_REQUIREMENT:_ Search the data for the word "准确朗读" and copy every line that contains it.

_RECORDED INFORMATION:_
(begin)

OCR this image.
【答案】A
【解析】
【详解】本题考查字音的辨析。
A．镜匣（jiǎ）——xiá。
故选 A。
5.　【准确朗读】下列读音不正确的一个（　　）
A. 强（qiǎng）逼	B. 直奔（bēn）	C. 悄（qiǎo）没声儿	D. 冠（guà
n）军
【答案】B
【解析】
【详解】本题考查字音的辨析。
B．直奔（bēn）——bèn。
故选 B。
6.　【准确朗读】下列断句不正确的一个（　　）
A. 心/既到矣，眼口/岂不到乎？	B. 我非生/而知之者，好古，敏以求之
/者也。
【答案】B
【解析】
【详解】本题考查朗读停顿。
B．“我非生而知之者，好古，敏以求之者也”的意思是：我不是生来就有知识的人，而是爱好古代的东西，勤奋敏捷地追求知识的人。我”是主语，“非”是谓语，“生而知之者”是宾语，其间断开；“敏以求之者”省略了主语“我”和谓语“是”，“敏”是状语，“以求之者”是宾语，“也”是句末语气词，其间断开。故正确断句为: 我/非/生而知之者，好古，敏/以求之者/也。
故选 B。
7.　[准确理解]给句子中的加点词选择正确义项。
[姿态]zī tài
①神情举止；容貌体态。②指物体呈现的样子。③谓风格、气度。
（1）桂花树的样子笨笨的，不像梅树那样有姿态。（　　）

(end)

_EXERCISE RESPONSE:_
5.　【准确朗读】下列读音不正确的一个（　　）
6.　【准确朗读】下列断句不正确的一个（　　）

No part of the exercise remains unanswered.